**Job**
Reproduce every line of the material below, but drop the pictures.

**Dataset records**
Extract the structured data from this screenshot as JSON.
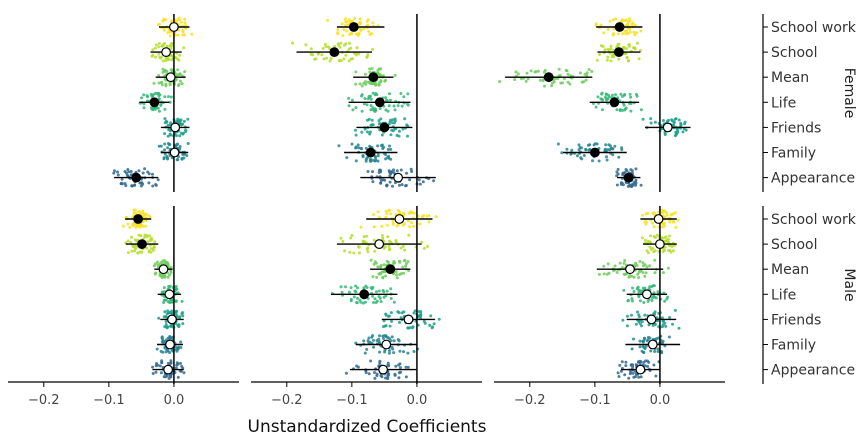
{
  "chart_data": {
    "type": "scatter",
    "xlabel": "Unstandardized Coefficients",
    "xlim": [
      -0.255,
      0.1
    ],
    "xticks": [
      -0.2,
      -0.1,
      0.0
    ],
    "xtick_labels": [
      "−0.2",
      "−0.1",
      "0.0"
    ],
    "categories": [
      "School work",
      "School",
      "Mean",
      "Life",
      "Friends",
      "Family",
      "Appearance"
    ],
    "rows": [
      "Female",
      "Male"
    ],
    "category_colors": [
      "#f9e11e",
      "#b5de2b",
      "#6ccd5a",
      "#35b779",
      "#1f9e89",
      "#26828e",
      "#31688e"
    ],
    "panels": [
      {
        "row": "Female",
        "col": 1,
        "points": [
          {
            "category": "School work",
            "estimate": 0.0,
            "lo": -0.023,
            "hi": 0.024,
            "significant": false
          },
          {
            "category": "School",
            "estimate": -0.012,
            "lo": -0.036,
            "hi": 0.012,
            "significant": false
          },
          {
            "category": "Mean",
            "estimate": -0.005,
            "lo": -0.028,
            "hi": 0.018,
            "significant": false
          },
          {
            "category": "Life",
            "estimate": -0.03,
            "lo": -0.053,
            "hi": -0.007,
            "significant": true
          },
          {
            "category": "Friends",
            "estimate": 0.002,
            "lo": -0.02,
            "hi": 0.024,
            "significant": false
          },
          {
            "category": "Family",
            "estimate": 0.001,
            "lo": -0.02,
            "hi": 0.022,
            "significant": false
          },
          {
            "category": "Appearance",
            "estimate": -0.058,
            "lo": -0.092,
            "hi": -0.024,
            "significant": true
          }
        ]
      },
      {
        "row": "Female",
        "col": 2,
        "points": [
          {
            "category": "School work",
            "estimate": -0.097,
            "lo": -0.123,
            "hi": -0.05,
            "significant": true
          },
          {
            "category": "School",
            "estimate": -0.127,
            "lo": -0.185,
            "hi": -0.069,
            "significant": true
          },
          {
            "category": "Mean",
            "estimate": -0.067,
            "lo": -0.098,
            "hi": -0.036,
            "significant": true
          },
          {
            "category": "Life",
            "estimate": -0.057,
            "lo": -0.105,
            "hi": -0.01,
            "significant": true
          },
          {
            "category": "Friends",
            "estimate": -0.05,
            "lo": -0.093,
            "hi": -0.007,
            "significant": true
          },
          {
            "category": "Family",
            "estimate": -0.071,
            "lo": -0.112,
            "hi": -0.03,
            "significant": true
          },
          {
            "category": "Appearance",
            "estimate": -0.029,
            "lo": -0.087,
            "hi": 0.029,
            "significant": false
          }
        ]
      },
      {
        "row": "Female",
        "col": 3,
        "points": [
          {
            "category": "School work",
            "estimate": -0.062,
            "lo": -0.098,
            "hi": -0.027,
            "significant": true
          },
          {
            "category": "School",
            "estimate": -0.063,
            "lo": -0.096,
            "hi": -0.03,
            "significant": true
          },
          {
            "category": "Mean",
            "estimate": -0.171,
            "lo": -0.238,
            "hi": -0.104,
            "significant": true
          },
          {
            "category": "Life",
            "estimate": -0.07,
            "lo": -0.108,
            "hi": -0.032,
            "significant": true
          },
          {
            "category": "Friends",
            "estimate": 0.012,
            "lo": -0.023,
            "hi": 0.047,
            "significant": false
          },
          {
            "category": "Family",
            "estimate": -0.1,
            "lo": -0.149,
            "hi": -0.051,
            "significant": true
          },
          {
            "category": "Appearance",
            "estimate": -0.048,
            "lo": -0.066,
            "hi": -0.03,
            "significant": true
          }
        ]
      },
      {
        "row": "Male",
        "col": 1,
        "points": [
          {
            "category": "School work",
            "estimate": -0.055,
            "lo": -0.075,
            "hi": -0.035,
            "significant": true
          },
          {
            "category": "School",
            "estimate": -0.049,
            "lo": -0.074,
            "hi": -0.024,
            "significant": true
          },
          {
            "category": "Mean",
            "estimate": -0.016,
            "lo": -0.03,
            "hi": -0.002,
            "significant": false
          },
          {
            "category": "Life",
            "estimate": -0.007,
            "lo": -0.025,
            "hi": 0.011,
            "significant": false
          },
          {
            "category": "Friends",
            "estimate": -0.003,
            "lo": -0.021,
            "hi": 0.015,
            "significant": false
          },
          {
            "category": "Family",
            "estimate": -0.006,
            "lo": -0.026,
            "hi": 0.014,
            "significant": false
          },
          {
            "category": "Appearance",
            "estimate": -0.009,
            "lo": -0.033,
            "hi": 0.015,
            "significant": false
          }
        ]
      },
      {
        "row": "Male",
        "col": 2,
        "points": [
          {
            "category": "School work",
            "estimate": -0.027,
            "lo": -0.078,
            "hi": 0.024,
            "significant": false
          },
          {
            "category": "School",
            "estimate": -0.058,
            "lo": -0.123,
            "hi": 0.007,
            "significant": false
          },
          {
            "category": "Mean",
            "estimate": -0.041,
            "lo": -0.072,
            "hi": -0.01,
            "significant": true
          },
          {
            "category": "Life",
            "estimate": -0.081,
            "lo": -0.132,
            "hi": -0.03,
            "significant": true
          },
          {
            "category": "Friends",
            "estimate": -0.013,
            "lo": -0.054,
            "hi": 0.028,
            "significant": false
          },
          {
            "category": "Family",
            "estimate": -0.047,
            "lo": -0.094,
            "hi": 0.0,
            "significant": false
          },
          {
            "category": "Appearance",
            "estimate": -0.052,
            "lo": -0.103,
            "hi": -0.001,
            "significant": false
          }
        ]
      },
      {
        "row": "Male",
        "col": 3,
        "points": [
          {
            "category": "School work",
            "estimate": -0.002,
            "lo": -0.03,
            "hi": 0.026,
            "significant": false
          },
          {
            "category": "School",
            "estimate": 0.0,
            "lo": -0.026,
            "hi": 0.026,
            "significant": false
          },
          {
            "category": "Mean",
            "estimate": -0.046,
            "lo": -0.097,
            "hi": 0.005,
            "significant": false
          },
          {
            "category": "Life",
            "estimate": -0.02,
            "lo": -0.051,
            "hi": 0.011,
            "significant": false
          },
          {
            "category": "Friends",
            "estimate": -0.013,
            "lo": -0.051,
            "hi": 0.025,
            "significant": false
          },
          {
            "category": "Family",
            "estimate": -0.011,
            "lo": -0.053,
            "hi": 0.031,
            "significant": false
          },
          {
            "category": "Appearance",
            "estimate": -0.03,
            "lo": -0.06,
            "hi": 0.0,
            "significant": false
          }
        ]
      }
    ],
    "grid": false,
    "legend": "none"
  }
}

**Answer in full**
Extract the structured data from this screenshot as JSON.
{
  "chart_data": {
    "type": "scatter",
    "xlabel": "Unstandardized Coefficients",
    "xlim": [
      -0.255,
      0.1
    ],
    "xticks": [
      -0.2,
      -0.1,
      0.0
    ],
    "xtick_labels": [
      "−0.2",
      "−0.1",
      "0.0"
    ],
    "categories": [
      "School work",
      "School",
      "Mean",
      "Life",
      "Friends",
      "Family",
      "Appearance"
    ],
    "rows": [
      "Female",
      "Male"
    ],
    "category_colors": [
      "#f9e11e",
      "#b5de2b",
      "#6ccd5a",
      "#35b779",
      "#1f9e89",
      "#26828e",
      "#31688e"
    ],
    "panels": [
      {
        "row": "Female",
        "col": 1,
        "points": [
          {
            "category": "School work",
            "estimate": 0.0,
            "lo": -0.023,
            "hi": 0.024,
            "significant": false
          },
          {
            "category": "School",
            "estimate": -0.012,
            "lo": -0.036,
            "hi": 0.012,
            "significant": false
          },
          {
            "category": "Mean",
            "estimate": -0.005,
            "lo": -0.028,
            "hi": 0.018,
            "significant": false
          },
          {
            "category": "Life",
            "estimate": -0.03,
            "lo": -0.053,
            "hi": -0.007,
            "significant": true
          },
          {
            "category": "Friends",
            "estimate": 0.002,
            "lo": -0.02,
            "hi": 0.024,
            "significant": false
          },
          {
            "category": "Family",
            "estimate": 0.001,
            "lo": -0.02,
            "hi": 0.022,
            "significant": false
          },
          {
            "category": "Appearance",
            "estimate": -0.058,
            "lo": -0.092,
            "hi": -0.024,
            "significant": true
          }
        ]
      },
      {
        "row": "Female",
        "col": 2,
        "points": [
          {
            "category": "School work",
            "estimate": -0.097,
            "lo": -0.123,
            "hi": -0.05,
            "significant": true
          },
          {
            "category": "School",
            "estimate": -0.127,
            "lo": -0.185,
            "hi": -0.069,
            "significant": true
          },
          {
            "category": "Mean",
            "estimate": -0.067,
            "lo": -0.098,
            "hi": -0.036,
            "significant": true
          },
          {
            "category": "Life",
            "estimate": -0.057,
            "lo": -0.105,
            "hi": -0.01,
            "significant": true
          },
          {
            "category": "Friends",
            "estimate": -0.05,
            "lo": -0.093,
            "hi": -0.007,
            "significant": true
          },
          {
            "category": "Family",
            "estimate": -0.071,
            "lo": -0.112,
            "hi": -0.03,
            "significant": true
          },
          {
            "category": "Appearance",
            "estimate": -0.029,
            "lo": -0.087,
            "hi": 0.029,
            "significant": false
          }
        ]
      },
      {
        "row": "Female",
        "col": 3,
        "points": [
          {
            "category": "School work",
            "estimate": -0.062,
            "lo": -0.098,
            "hi": -0.027,
            "significant": true
          },
          {
            "category": "School",
            "estimate": -0.063,
            "lo": -0.096,
            "hi": -0.03,
            "significant": true
          },
          {
            "category": "Mean",
            "estimate": -0.171,
            "lo": -0.238,
            "hi": -0.104,
            "significant": true
          },
          {
            "category": "Life",
            "estimate": -0.07,
            "lo": -0.108,
            "hi": -0.032,
            "significant": true
          },
          {
            "category": "Friends",
            "estimate": 0.012,
            "lo": -0.023,
            "hi": 0.047,
            "significant": false
          },
          {
            "category": "Family",
            "estimate": -0.1,
            "lo": -0.149,
            "hi": -0.051,
            "significant": true
          },
          {
            "category": "Appearance",
            "estimate": -0.048,
            "lo": -0.066,
            "hi": -0.03,
            "significant": true
          }
        ]
      },
      {
        "row": "Male",
        "col": 1,
        "points": [
          {
            "category": "School work",
            "estimate": -0.055,
            "lo": -0.075,
            "hi": -0.035,
            "significant": true
          },
          {
            "category": "School",
            "estimate": -0.049,
            "lo": -0.074,
            "hi": -0.024,
            "significant": true
          },
          {
            "category": "Mean",
            "estimate": -0.016,
            "lo": -0.03,
            "hi": -0.002,
            "significant": false
          },
          {
            "category": "Life",
            "estimate": -0.007,
            "lo": -0.025,
            "hi": 0.011,
            "significant": false
          },
          {
            "category": "Friends",
            "estimate": -0.003,
            "lo": -0.021,
            "hi": 0.015,
            "significant": false
          },
          {
            "category": "Family",
            "estimate": -0.006,
            "lo": -0.026,
            "hi": 0.014,
            "significant": false
          },
          {
            "category": "Appearance",
            "estimate": -0.009,
            "lo": -0.033,
            "hi": 0.015,
            "significant": false
          }
        ]
      },
      {
        "row": "Male",
        "col": 2,
        "points": [
          {
            "category": "School work",
            "estimate": -0.027,
            "lo": -0.078,
            "hi": 0.024,
            "significant": false
          },
          {
            "category": "School",
            "estimate": -0.058,
            "lo": -0.123,
            "hi": 0.007,
            "significant": false
          },
          {
            "category": "Mean",
            "estimate": -0.041,
            "lo": -0.072,
            "hi": -0.01,
            "significant": true
          },
          {
            "category": "Life",
            "estimate": -0.081,
            "lo": -0.132,
            "hi": -0.03,
            "significant": true
          },
          {
            "category": "Friends",
            "estimate": -0.013,
            "lo": -0.054,
            "hi": 0.028,
            "significant": false
          },
          {
            "category": "Family",
            "estimate": -0.047,
            "lo": -0.094,
            "hi": 0.0,
            "significant": false
          },
          {
            "category": "Appearance",
            "estimate": -0.052,
            "lo": -0.103,
            "hi": -0.001,
            "significant": false
          }
        ]
      },
      {
        "row": "Male",
        "col": 3,
        "points": [
          {
            "category": "School work",
            "estimate": -0.002,
            "lo": -0.03,
            "hi": 0.026,
            "significant": false
          },
          {
            "category": "School",
            "estimate": 0.0,
            "lo": -0.026,
            "hi": 0.026,
            "significant": false
          },
          {
            "category": "Mean",
            "estimate": -0.046,
            "lo": -0.097,
            "hi": 0.005,
            "significant": false
          },
          {
            "category": "Life",
            "estimate": -0.02,
            "lo": -0.051,
            "hi": 0.011,
            "significant": false
          },
          {
            "category": "Friends",
            "estimate": -0.013,
            "lo": -0.051,
            "hi": 0.025,
            "significant": false
          },
          {
            "category": "Family",
            "estimate": -0.011,
            "lo": -0.053,
            "hi": 0.031,
            "significant": false
          },
          {
            "category": "Appearance",
            "estimate": -0.03,
            "lo": -0.06,
            "hi": 0.0,
            "significant": false
          }
        ]
      }
    ],
    "grid": false,
    "legend": "none"
  }
}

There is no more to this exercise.